• [GIVEN REQUEST]: Restate, word for word, every line of the data.

* * *

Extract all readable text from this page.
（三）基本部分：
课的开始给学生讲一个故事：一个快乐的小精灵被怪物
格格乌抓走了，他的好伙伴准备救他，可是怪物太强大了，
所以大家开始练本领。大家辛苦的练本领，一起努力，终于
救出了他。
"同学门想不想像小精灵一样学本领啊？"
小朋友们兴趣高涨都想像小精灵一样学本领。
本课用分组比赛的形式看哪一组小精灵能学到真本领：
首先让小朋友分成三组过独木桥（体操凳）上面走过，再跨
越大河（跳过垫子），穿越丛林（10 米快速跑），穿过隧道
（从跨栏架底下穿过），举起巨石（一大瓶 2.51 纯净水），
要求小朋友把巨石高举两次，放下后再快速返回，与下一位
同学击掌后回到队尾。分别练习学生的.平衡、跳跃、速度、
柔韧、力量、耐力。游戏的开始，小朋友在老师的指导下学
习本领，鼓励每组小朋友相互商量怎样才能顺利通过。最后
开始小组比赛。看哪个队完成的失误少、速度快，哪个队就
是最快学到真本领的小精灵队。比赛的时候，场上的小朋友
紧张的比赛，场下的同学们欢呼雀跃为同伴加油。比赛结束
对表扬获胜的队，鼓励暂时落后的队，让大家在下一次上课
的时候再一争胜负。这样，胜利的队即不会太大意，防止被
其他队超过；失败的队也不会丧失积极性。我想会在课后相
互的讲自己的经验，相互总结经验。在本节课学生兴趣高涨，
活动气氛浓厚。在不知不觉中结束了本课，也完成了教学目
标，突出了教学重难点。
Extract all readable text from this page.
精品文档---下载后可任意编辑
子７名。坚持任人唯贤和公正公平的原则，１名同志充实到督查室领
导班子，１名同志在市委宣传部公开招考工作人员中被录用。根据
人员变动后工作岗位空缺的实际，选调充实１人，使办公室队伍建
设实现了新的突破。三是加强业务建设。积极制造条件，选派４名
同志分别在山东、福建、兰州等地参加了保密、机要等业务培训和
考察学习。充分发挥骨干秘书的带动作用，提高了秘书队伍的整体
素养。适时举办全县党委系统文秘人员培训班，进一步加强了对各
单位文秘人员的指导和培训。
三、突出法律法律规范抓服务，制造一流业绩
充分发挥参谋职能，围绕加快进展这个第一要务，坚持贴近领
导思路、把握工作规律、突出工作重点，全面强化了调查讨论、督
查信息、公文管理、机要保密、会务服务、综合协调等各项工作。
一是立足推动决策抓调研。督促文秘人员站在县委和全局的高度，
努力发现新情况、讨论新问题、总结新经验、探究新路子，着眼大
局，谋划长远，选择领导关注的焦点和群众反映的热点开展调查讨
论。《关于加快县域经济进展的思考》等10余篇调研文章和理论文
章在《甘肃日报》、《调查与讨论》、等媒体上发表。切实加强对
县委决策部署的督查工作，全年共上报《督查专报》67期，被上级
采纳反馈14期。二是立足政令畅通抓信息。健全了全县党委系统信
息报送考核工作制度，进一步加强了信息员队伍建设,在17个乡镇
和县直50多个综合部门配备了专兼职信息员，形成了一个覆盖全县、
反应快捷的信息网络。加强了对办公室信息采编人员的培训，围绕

* * *

• [RESPONSE TO THIS TASK]:
Extract all readable text from this page.
（三）基本部分：
课的开始给学生讲一个故事：一个快乐的小精灵被怪物
格格乌抓走了，他的好伙伴准备救他，可是怪物太强大了，
所以大家开始练本领。大家辛苦的练本领，一起努力，终于
救出了他。
"同学门想不想像小精灵一样学本领啊？"
小朋友们兴趣高涨都想像小精灵一样学本领。
本课用分组比赛的形式看哪一组小精灵能学到真本领：
首先让小朋友分成三组过独木桥（体操凳）上面走过，再跨
越大河（跳过垫子），穿越丛林（10 米快速跑），穿过隧道
（从跨栏架底下穿过），举起巨石（一大瓶 2.51 纯净水），
要求小朋友把巨石高举两次，放下后再快速返回，与下一位
同学击掌后回到队尾。分别练习学生的.平衡、跳跃、速度、
柔韧、力量、耐力。游戏的开始，小朋友在老师的指导下学
习本领，鼓励每组小朋友相互商量怎样才能顺利通过。最后
开始小组比赛。看哪个队完成的失误少、速度快，哪个队就
是最快学到真本领的小精灵队。比赛的时候，场上的小朋友
紧张的比赛，场下的同学们欢呼雀跃为同伴加油。比赛结束
对表扬获胜的队，鼓励暂时落后的队，让大家在下一次上课
的时候再一争胜负。这样，胜利的队即不会太大意，防止被
其他队超过；失败的队也不会丧失积极性。我想会在课后相
互的讲自己的经验，相互总结经验。在本节课学生兴趣高涨，
活动气氛浓厚。在不知不觉中结束了本课，也完成了教学目
标，突出了教学重难点。
Extract all readable text from this page.
精品文档---下载后可任意编辑
子７名。坚持任人唯贤和公正公平的原则，１名同志充实到督查室领
导班子，１名同志在市委宣传部公开招考工作人员中被录用。根据
人员变动后工作岗位空缺的实际，选调充实１人，使办公室队伍建
设实现了新的突破。三是加强业务建设。积极制造条件，选派４名
同志分别在山东、福建、兰州等地参加了保密、机要等业务培训和
考察学习。充分发挥骨干秘书的带动作用，提高了秘书队伍的整体
素养。适时举办全县党委系统文秘人员培训班，进一步加强了对各
单位文秘人员的指导和培训。
三、突出法律法律规范抓服务，制造一流业绩
充分发挥参谋职能，围绕加快进展这个第一要务，坚持贴近领
导思路、把握工作规律、突出工作重点，全面强化了调查讨论、督
查信息、公文管理、机要保密、会务服务、综合协调等各项工作。
一是立足推动决策抓调研。督促文秘人员站在县委和全局的高度，
努力发现新情况、讨论新问题、总结新经验、探究新路子，着眼大
局，谋划长远，选择领导关注的焦点和群众反映的热点开展调查讨
论。《关于加快县域经济进展的思考》等10余篇调研文章和理论文
章在《甘肃日报》、《调查与讨论》、等媒体上发表。切实加强对
县委决策部署的督查工作，全年共上报《督查专报》67期，被上级
采纳反馈14期。二是立足政令畅通抓信息。健全了全县党委系统信
息报送考核工作制度，进一步加强了信息员队伍建设,在17个乡镇
和县直50多个综合部门配备了专兼职信息员，形成了一个覆盖全县、
反应快捷的信息网络。加强了对办公室信息采编人员的培训，围绕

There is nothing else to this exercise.